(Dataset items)

----

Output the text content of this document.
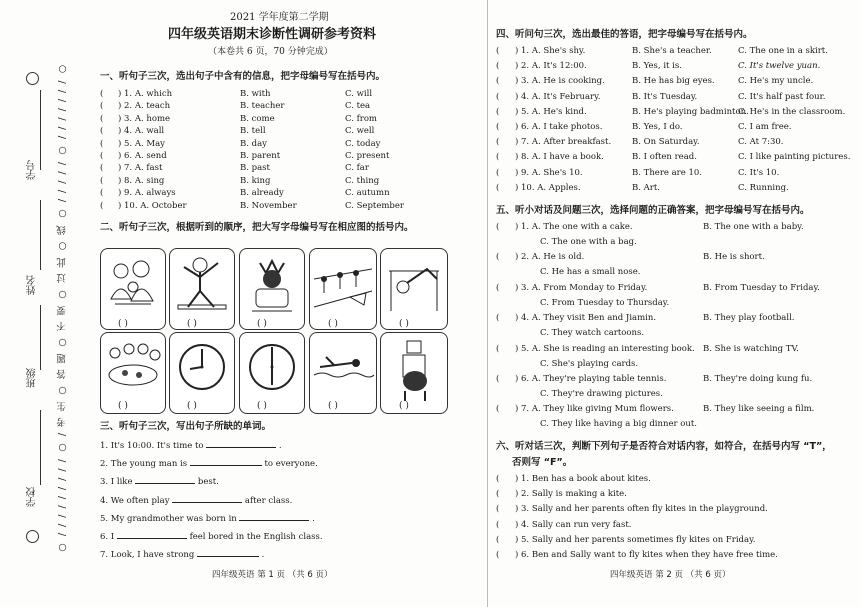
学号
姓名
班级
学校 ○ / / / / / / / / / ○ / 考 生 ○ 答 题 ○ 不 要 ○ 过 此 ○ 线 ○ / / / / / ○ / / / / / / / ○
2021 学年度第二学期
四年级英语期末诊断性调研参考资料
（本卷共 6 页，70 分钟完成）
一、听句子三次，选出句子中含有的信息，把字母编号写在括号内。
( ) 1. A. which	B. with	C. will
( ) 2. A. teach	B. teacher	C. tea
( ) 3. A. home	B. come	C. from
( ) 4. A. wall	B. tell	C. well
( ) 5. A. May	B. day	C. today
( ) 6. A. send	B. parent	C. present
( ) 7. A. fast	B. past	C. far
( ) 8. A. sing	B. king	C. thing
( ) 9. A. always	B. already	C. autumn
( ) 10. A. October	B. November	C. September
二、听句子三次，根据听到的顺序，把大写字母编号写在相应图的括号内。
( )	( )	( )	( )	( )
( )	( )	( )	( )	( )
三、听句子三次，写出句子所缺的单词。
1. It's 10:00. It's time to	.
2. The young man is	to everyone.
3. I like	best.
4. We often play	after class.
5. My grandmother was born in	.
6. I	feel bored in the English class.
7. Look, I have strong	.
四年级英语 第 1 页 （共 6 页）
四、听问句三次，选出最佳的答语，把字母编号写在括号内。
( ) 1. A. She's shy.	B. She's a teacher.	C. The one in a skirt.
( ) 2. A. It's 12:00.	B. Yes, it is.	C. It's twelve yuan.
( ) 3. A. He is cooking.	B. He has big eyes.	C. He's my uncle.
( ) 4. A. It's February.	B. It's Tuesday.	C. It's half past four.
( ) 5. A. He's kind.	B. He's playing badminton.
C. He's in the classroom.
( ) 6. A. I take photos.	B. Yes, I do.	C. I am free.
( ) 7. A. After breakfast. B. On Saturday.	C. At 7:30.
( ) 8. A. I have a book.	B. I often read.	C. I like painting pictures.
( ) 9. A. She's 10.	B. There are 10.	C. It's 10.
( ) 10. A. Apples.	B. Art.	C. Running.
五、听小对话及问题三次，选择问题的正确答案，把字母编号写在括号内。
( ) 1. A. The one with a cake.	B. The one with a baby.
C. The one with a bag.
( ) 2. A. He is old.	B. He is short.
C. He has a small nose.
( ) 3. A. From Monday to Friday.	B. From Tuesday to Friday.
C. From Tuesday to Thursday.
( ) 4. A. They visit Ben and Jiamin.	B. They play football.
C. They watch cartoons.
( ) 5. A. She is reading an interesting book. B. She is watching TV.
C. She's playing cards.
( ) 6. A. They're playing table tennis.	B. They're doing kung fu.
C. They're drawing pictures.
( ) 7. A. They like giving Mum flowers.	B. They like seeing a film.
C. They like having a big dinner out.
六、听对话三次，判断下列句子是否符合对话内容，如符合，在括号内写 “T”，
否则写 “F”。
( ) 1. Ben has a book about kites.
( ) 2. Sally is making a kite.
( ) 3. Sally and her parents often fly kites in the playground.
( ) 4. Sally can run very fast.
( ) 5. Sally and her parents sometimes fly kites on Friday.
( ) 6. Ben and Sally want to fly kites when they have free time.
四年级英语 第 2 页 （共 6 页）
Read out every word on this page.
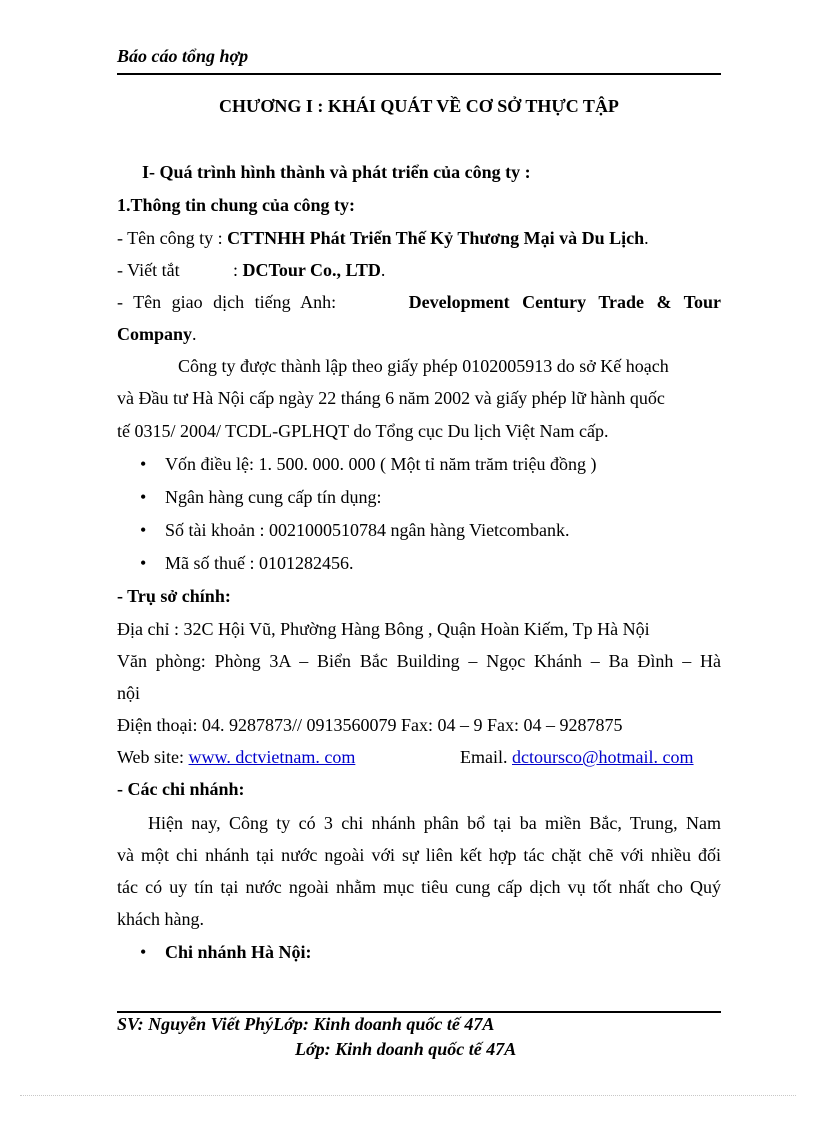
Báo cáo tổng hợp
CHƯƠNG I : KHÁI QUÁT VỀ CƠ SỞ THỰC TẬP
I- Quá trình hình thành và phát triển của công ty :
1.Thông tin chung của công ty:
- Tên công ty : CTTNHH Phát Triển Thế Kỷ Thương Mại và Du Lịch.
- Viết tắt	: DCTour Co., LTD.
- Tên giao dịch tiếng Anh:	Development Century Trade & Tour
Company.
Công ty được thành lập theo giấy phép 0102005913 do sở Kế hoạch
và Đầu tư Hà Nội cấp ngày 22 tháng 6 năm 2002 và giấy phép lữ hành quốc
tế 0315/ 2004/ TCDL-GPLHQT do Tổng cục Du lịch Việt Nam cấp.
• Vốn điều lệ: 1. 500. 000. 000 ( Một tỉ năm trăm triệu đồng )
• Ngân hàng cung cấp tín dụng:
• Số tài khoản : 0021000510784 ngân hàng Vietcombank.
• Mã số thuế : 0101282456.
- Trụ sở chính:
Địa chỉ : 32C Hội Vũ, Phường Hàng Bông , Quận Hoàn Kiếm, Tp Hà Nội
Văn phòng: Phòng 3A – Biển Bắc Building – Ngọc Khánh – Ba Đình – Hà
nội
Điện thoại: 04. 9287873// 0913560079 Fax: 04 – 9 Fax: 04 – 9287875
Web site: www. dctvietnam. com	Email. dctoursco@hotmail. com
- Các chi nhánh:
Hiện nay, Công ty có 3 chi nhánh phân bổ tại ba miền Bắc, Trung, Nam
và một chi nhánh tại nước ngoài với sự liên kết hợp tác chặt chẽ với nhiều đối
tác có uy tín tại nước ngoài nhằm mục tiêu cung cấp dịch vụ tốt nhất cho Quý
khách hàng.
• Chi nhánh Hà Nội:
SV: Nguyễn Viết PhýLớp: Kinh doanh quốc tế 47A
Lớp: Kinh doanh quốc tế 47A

----

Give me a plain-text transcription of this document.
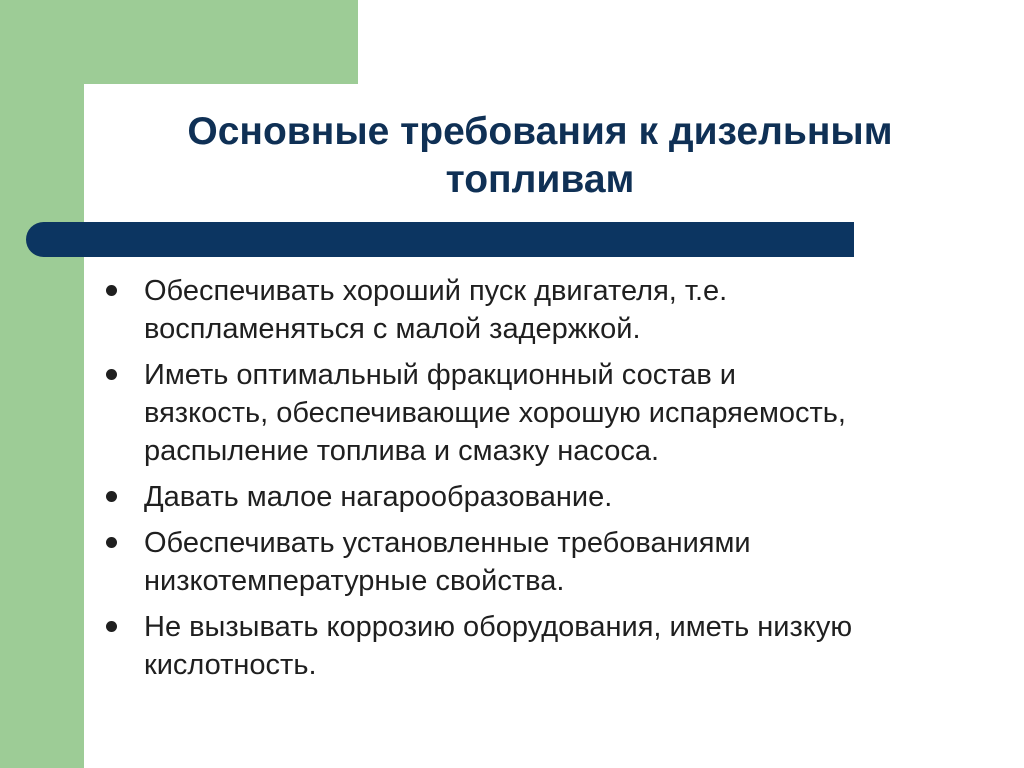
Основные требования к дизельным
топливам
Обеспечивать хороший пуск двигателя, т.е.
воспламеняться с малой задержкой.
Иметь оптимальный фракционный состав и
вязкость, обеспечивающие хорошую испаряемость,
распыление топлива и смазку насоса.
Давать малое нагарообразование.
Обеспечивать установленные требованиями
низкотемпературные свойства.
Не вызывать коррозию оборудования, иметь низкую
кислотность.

----

Stated problem
Gather every line from the listing above in which "free" appears, and copy those lines.

Correct result
( ) 6. A. I take photos.	B. Yes, I do.	C. I am free.
( ) 6. Ben and Sally want to fly kites when they have free time.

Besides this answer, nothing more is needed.